— begin Supplied entries —

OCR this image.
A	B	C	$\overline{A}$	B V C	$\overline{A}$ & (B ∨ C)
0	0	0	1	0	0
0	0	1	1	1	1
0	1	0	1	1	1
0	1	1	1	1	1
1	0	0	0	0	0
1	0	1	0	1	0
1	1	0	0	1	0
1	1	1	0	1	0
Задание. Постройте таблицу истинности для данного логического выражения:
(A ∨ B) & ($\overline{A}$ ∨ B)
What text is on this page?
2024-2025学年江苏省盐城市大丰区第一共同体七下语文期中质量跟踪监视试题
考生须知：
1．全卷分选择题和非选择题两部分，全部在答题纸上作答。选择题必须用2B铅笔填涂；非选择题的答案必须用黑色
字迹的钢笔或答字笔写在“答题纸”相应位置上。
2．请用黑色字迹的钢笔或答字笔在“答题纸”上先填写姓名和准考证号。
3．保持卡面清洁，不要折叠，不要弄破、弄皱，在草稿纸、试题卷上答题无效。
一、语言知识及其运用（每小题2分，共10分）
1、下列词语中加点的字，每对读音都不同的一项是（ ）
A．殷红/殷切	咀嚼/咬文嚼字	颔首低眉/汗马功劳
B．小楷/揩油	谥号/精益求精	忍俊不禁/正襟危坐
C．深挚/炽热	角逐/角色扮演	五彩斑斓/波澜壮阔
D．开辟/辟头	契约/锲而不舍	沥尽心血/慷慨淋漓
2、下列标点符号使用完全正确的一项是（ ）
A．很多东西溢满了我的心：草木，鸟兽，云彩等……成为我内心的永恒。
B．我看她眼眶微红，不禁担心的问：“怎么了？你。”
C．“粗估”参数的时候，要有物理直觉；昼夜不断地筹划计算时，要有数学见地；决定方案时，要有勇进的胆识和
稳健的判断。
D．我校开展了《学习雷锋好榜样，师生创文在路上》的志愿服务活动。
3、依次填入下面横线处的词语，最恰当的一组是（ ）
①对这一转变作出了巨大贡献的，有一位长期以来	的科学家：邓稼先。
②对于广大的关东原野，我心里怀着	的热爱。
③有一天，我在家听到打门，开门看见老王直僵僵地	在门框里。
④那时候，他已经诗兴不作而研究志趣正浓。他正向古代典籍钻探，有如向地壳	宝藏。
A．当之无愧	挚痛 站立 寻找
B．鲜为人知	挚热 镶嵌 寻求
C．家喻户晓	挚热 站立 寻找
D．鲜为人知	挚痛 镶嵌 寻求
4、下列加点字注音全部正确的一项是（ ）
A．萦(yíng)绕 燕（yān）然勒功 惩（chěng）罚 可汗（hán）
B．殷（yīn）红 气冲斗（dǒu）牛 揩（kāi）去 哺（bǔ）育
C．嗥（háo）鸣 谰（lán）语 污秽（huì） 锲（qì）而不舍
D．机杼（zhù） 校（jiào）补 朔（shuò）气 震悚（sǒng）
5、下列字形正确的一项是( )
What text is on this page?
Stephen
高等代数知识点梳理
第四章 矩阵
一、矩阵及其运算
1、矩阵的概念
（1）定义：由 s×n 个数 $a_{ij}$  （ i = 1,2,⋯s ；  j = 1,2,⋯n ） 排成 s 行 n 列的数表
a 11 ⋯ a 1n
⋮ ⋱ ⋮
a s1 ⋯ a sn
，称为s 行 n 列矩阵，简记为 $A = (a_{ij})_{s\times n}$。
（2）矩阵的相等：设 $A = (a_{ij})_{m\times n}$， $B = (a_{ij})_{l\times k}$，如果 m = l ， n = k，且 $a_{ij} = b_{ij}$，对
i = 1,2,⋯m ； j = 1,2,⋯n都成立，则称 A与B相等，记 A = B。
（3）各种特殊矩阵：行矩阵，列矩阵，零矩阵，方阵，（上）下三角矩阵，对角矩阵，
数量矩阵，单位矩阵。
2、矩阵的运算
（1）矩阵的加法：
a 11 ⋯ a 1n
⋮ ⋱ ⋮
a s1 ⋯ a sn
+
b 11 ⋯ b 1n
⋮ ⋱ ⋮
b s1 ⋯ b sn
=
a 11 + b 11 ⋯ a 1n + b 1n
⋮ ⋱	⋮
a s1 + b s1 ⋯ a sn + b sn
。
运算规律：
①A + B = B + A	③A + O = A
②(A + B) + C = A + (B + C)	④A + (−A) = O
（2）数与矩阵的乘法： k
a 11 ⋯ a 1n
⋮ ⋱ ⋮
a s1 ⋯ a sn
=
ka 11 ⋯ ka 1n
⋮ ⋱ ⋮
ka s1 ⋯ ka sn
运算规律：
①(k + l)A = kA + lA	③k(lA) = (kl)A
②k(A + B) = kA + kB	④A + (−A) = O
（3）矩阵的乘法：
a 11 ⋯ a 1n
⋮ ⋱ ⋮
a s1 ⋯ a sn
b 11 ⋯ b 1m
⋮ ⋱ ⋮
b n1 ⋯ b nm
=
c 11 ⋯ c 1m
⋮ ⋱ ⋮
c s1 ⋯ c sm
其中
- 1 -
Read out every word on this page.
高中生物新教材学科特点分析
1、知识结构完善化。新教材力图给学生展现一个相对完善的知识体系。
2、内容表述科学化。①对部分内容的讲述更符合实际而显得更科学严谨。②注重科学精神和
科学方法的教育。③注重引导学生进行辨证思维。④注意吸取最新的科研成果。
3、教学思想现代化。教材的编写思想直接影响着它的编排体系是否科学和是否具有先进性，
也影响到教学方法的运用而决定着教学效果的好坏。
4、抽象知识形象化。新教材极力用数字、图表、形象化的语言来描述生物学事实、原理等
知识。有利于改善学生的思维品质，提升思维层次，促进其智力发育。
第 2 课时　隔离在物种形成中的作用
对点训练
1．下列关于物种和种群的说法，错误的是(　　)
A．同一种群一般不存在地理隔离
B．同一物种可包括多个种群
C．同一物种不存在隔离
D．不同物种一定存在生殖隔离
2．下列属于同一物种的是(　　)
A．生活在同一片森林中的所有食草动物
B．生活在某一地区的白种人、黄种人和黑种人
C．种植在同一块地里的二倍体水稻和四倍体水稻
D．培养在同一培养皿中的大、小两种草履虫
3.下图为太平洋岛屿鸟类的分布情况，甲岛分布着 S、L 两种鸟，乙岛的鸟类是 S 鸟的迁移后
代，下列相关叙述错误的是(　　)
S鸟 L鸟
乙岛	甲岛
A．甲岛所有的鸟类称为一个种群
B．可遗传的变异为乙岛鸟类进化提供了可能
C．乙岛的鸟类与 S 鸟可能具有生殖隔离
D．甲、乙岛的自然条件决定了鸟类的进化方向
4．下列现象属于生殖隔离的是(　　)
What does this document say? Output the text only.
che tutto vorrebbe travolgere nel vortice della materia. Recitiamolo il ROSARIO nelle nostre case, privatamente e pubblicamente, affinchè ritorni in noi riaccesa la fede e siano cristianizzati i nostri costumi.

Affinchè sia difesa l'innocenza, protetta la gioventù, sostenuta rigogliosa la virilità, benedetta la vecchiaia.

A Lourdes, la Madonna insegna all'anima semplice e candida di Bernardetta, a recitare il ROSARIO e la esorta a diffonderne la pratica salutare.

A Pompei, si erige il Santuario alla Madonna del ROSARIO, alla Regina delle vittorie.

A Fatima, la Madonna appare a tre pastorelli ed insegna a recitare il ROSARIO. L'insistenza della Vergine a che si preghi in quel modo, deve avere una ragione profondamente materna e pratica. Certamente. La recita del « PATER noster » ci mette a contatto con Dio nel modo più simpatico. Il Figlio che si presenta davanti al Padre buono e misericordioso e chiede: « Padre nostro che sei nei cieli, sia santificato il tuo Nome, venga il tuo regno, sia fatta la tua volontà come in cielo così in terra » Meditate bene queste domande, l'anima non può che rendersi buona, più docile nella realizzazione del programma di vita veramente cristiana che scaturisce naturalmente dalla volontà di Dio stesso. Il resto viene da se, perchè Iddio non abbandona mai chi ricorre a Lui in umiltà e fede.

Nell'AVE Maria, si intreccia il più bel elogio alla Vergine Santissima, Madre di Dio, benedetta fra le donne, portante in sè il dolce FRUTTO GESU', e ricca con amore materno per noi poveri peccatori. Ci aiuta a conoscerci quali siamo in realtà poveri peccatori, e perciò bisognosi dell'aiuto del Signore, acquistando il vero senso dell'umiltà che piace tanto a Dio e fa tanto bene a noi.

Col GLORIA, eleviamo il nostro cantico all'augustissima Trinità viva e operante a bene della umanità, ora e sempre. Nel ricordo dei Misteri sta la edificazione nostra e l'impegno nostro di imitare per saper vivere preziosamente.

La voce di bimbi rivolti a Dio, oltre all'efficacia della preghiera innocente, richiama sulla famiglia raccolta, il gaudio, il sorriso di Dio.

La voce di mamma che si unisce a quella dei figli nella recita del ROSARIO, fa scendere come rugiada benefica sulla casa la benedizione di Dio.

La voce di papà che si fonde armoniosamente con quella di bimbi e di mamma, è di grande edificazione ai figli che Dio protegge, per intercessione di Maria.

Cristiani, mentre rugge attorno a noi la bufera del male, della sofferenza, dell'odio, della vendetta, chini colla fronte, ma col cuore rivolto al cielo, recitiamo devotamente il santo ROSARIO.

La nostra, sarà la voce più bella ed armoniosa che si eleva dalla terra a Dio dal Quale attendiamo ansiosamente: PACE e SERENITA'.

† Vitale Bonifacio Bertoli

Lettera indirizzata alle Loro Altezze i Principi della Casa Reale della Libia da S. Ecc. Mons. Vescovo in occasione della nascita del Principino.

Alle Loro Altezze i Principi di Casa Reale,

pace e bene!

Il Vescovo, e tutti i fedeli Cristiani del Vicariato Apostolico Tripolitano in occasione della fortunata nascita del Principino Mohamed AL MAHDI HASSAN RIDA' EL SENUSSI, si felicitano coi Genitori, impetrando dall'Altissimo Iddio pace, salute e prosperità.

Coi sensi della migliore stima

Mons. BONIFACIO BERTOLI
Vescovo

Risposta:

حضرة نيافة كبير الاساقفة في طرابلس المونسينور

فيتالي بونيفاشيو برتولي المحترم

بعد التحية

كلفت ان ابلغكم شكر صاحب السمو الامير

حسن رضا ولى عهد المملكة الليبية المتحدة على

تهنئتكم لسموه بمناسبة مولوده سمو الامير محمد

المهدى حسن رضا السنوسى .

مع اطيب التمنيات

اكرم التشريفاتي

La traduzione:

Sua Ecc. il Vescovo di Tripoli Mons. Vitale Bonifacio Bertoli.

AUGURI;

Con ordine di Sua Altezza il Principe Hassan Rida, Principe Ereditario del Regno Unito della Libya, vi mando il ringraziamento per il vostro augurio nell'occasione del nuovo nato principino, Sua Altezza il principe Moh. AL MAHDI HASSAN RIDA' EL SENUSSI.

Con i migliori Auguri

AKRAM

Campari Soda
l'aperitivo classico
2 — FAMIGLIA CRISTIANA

— end Supplied entries —

Objective:
Report only how many lines in the entries contain "sulla".

Finished answer:
2